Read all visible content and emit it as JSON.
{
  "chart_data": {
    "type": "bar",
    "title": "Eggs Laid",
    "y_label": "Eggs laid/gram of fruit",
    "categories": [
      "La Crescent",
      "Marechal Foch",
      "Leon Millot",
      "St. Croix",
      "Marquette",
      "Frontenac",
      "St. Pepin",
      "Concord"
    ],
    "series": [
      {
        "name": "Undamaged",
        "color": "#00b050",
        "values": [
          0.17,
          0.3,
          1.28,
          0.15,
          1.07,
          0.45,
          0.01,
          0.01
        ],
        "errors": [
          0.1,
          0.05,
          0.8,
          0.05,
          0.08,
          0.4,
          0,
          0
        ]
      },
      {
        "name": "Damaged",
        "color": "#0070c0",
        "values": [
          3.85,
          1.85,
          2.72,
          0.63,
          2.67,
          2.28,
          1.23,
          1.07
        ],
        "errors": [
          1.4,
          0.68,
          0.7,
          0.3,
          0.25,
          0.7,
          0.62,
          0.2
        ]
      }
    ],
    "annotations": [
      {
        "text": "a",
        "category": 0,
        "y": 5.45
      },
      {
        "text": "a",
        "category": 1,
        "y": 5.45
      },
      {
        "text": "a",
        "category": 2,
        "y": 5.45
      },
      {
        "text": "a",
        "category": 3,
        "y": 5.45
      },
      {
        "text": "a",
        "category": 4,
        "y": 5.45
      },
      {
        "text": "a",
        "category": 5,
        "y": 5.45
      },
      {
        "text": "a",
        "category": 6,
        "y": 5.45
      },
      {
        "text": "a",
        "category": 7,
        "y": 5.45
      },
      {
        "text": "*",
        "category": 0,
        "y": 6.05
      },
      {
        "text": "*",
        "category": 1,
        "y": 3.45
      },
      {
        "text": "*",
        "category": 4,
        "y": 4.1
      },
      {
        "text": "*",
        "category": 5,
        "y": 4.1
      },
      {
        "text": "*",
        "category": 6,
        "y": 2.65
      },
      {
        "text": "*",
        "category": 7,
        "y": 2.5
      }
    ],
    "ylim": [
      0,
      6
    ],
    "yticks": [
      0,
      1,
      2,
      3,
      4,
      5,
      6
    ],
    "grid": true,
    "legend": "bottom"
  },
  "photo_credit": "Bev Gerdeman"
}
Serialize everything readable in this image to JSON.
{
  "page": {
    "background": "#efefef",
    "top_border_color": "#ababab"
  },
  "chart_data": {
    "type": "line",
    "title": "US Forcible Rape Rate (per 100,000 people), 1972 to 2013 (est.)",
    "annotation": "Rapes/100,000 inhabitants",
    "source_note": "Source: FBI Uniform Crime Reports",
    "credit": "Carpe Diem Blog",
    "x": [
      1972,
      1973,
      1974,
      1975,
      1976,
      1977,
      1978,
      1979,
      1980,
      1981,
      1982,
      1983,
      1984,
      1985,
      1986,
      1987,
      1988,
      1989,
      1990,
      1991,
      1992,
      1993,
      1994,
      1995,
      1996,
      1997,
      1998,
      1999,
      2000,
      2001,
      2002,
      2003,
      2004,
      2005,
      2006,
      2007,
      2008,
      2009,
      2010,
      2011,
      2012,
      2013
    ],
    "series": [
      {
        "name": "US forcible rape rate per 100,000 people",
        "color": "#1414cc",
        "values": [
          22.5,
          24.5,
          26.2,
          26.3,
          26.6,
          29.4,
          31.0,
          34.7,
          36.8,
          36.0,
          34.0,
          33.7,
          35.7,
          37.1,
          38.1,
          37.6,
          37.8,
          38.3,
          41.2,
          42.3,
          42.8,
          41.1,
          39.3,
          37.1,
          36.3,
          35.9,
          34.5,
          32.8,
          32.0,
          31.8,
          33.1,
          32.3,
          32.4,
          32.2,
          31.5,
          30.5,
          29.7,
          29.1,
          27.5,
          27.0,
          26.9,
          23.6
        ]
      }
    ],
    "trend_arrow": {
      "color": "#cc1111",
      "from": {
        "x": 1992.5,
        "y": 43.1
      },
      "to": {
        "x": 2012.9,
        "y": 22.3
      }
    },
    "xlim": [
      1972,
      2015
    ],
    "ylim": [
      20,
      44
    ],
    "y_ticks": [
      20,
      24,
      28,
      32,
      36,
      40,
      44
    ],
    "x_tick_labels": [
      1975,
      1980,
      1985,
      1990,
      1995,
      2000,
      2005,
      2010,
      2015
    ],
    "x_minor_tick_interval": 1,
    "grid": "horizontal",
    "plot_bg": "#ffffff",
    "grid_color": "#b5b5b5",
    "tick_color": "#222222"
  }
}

▶ [Exercise requirements]:
Across the records above, count the lines holding "people" and reply with that number alone.

▶ [Exercise answer]:
2